Look at each line of the records and count those with "points" in them. Please answer with the count alone.

Data records =
----------
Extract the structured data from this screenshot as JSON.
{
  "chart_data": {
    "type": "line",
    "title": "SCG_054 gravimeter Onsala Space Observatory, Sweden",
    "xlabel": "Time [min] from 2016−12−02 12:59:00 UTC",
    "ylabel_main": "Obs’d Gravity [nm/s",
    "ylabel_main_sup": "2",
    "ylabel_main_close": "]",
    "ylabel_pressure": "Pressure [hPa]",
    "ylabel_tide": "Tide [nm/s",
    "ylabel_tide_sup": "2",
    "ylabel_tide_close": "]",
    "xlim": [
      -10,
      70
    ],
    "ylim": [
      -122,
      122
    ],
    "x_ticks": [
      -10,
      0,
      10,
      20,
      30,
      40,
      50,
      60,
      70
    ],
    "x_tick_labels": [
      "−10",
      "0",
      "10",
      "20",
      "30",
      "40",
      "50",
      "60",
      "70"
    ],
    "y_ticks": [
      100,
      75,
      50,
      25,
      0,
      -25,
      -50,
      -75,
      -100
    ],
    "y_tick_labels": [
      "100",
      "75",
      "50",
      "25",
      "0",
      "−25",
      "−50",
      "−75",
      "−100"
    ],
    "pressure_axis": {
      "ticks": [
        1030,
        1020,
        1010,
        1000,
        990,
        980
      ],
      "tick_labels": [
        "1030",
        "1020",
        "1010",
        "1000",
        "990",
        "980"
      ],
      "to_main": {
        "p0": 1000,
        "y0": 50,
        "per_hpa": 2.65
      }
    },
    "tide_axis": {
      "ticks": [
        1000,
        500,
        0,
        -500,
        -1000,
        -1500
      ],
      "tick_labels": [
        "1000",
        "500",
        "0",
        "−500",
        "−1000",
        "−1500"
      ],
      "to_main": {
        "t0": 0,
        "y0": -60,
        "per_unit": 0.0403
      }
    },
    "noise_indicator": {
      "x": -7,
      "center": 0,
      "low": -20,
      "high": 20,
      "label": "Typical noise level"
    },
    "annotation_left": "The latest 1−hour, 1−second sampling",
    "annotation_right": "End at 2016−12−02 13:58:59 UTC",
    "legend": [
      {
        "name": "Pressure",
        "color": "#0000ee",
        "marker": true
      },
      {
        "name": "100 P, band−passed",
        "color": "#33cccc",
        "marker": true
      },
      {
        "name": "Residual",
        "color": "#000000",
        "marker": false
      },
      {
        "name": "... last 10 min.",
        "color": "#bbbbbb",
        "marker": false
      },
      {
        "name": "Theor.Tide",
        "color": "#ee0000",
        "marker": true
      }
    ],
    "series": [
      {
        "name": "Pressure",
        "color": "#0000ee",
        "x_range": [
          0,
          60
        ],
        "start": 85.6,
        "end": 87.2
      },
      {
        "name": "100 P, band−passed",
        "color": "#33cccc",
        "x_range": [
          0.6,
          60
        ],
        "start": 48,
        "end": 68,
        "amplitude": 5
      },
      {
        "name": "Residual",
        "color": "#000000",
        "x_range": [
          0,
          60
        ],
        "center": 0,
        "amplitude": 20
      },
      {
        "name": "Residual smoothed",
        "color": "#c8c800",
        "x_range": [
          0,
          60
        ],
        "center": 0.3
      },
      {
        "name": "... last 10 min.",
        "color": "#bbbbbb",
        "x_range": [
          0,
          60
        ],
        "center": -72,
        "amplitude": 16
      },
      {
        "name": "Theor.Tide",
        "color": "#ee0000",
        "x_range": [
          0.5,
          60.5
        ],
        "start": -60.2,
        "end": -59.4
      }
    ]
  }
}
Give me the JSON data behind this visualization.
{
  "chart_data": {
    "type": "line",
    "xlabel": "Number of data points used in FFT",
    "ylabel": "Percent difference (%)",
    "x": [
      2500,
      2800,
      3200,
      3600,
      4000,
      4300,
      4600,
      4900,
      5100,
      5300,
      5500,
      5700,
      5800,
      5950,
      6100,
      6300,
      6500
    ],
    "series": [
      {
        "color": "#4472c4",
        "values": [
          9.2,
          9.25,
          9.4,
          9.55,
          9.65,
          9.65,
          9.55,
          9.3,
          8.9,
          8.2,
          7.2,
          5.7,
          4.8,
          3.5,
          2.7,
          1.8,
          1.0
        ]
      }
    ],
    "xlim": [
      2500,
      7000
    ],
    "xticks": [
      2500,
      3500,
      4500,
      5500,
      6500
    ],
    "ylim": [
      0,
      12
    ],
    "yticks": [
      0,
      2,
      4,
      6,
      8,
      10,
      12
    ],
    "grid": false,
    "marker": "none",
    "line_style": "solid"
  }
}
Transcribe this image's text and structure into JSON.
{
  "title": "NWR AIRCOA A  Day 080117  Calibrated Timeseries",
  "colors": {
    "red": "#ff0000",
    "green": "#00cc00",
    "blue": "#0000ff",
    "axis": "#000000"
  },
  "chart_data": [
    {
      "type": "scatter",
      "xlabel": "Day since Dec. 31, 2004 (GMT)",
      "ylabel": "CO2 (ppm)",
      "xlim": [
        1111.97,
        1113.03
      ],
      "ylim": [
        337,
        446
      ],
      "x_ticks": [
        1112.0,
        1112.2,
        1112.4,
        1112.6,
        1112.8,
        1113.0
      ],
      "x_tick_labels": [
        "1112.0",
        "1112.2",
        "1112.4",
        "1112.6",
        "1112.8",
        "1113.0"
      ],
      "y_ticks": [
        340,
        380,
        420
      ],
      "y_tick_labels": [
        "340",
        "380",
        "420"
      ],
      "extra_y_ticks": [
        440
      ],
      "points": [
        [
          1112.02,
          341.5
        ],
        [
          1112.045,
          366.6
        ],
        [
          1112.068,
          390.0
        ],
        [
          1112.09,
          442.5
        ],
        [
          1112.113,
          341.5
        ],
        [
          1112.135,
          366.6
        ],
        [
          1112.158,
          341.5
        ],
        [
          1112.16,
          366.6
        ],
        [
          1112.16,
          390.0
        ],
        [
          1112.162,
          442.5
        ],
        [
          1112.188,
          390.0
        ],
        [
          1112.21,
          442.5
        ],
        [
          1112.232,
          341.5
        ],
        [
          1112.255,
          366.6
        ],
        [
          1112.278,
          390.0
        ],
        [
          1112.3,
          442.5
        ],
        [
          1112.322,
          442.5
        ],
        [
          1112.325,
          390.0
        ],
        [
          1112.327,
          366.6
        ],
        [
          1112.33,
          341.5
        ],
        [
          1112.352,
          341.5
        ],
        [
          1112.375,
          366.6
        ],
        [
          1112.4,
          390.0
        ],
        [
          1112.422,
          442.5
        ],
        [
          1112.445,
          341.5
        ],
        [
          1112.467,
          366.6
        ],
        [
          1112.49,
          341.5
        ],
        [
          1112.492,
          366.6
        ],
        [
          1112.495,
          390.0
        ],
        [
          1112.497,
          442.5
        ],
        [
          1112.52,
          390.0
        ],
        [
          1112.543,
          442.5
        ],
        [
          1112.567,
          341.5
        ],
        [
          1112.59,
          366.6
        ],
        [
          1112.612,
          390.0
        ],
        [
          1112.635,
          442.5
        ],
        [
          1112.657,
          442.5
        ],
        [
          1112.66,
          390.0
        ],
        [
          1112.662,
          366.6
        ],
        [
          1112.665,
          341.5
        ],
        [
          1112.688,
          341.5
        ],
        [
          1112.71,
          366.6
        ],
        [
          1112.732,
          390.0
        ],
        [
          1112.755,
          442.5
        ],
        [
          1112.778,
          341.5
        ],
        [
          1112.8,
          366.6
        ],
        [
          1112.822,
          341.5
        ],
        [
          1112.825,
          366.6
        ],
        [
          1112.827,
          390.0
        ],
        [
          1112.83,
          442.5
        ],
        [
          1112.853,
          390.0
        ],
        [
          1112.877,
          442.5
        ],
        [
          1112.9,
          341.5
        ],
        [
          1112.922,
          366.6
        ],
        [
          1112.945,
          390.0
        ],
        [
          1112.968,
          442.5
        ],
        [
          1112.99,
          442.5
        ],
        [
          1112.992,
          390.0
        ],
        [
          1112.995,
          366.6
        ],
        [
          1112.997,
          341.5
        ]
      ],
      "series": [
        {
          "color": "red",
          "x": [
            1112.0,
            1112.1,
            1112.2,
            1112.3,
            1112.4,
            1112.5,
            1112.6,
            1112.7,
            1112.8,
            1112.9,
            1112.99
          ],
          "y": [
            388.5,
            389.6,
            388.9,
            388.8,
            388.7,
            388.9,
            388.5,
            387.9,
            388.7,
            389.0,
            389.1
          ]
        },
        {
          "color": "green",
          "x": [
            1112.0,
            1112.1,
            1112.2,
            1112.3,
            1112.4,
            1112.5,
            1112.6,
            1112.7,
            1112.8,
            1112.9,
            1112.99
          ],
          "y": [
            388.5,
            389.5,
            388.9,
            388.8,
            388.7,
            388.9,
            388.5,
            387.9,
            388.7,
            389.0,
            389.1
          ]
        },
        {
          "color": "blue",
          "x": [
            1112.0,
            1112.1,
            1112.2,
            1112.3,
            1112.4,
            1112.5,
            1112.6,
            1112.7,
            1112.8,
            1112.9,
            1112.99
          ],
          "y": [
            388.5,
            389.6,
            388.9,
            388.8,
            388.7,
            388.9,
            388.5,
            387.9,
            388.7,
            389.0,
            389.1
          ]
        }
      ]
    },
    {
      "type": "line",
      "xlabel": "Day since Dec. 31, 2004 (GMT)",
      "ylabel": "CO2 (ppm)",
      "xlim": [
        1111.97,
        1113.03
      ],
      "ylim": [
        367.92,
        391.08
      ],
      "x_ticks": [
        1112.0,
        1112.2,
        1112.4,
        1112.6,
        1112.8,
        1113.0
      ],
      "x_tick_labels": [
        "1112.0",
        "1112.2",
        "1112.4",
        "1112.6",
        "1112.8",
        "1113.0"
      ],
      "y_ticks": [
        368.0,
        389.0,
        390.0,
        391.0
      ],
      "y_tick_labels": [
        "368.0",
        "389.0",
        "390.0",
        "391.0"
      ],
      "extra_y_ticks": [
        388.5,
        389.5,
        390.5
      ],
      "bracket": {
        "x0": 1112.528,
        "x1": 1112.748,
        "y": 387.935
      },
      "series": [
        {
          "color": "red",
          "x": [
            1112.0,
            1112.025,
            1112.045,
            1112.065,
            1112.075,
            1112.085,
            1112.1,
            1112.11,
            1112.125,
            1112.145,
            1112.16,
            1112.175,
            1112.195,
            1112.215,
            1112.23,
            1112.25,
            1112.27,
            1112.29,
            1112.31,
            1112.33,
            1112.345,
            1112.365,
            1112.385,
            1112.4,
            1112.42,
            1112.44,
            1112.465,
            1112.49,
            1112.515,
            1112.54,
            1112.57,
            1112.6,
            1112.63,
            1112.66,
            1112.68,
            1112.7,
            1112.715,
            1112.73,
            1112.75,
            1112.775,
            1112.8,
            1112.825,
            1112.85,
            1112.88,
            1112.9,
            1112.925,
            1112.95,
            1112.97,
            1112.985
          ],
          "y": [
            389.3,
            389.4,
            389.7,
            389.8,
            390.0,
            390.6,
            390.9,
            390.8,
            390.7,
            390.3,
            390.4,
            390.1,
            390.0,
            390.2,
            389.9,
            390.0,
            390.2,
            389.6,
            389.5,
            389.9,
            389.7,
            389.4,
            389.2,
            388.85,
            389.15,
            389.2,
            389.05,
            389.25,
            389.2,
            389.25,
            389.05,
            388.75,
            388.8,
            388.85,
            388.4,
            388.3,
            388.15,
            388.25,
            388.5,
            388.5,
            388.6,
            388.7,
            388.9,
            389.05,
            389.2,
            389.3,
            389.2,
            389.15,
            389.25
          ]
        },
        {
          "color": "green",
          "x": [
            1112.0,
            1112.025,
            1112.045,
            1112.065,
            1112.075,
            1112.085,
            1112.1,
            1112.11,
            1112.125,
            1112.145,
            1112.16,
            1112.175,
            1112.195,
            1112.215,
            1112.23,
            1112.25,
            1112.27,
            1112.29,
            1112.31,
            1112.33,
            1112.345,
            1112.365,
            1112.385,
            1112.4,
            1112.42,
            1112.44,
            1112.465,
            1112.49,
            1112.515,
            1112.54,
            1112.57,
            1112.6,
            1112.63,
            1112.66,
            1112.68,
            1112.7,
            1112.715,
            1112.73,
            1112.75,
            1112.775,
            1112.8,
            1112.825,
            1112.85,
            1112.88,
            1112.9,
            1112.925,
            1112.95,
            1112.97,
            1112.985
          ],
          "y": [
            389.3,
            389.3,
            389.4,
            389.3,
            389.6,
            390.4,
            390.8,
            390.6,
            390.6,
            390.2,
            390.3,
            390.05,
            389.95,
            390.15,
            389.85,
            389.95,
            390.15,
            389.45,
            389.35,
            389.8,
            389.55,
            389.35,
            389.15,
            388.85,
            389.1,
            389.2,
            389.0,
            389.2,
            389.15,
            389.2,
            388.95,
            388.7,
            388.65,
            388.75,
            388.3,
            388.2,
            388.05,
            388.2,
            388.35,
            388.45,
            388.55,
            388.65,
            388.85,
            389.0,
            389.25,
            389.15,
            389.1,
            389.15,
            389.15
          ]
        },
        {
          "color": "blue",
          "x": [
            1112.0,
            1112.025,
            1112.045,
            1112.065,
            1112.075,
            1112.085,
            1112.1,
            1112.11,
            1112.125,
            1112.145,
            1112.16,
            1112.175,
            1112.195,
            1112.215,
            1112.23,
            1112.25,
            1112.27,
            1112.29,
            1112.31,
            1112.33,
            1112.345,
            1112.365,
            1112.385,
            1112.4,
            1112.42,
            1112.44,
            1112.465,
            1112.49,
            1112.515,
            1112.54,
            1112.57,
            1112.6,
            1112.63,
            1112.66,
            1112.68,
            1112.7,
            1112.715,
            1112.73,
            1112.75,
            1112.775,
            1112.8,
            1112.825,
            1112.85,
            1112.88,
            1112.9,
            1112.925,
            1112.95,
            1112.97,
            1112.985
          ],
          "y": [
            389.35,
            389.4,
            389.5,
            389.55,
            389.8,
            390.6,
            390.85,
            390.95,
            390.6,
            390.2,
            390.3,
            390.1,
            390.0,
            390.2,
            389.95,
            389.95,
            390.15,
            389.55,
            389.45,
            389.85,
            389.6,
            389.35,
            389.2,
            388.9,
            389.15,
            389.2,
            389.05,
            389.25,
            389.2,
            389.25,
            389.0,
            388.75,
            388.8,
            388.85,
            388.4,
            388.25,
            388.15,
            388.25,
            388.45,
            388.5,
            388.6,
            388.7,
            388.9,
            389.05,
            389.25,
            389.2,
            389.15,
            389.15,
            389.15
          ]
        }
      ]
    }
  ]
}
----------
Result of the task =
2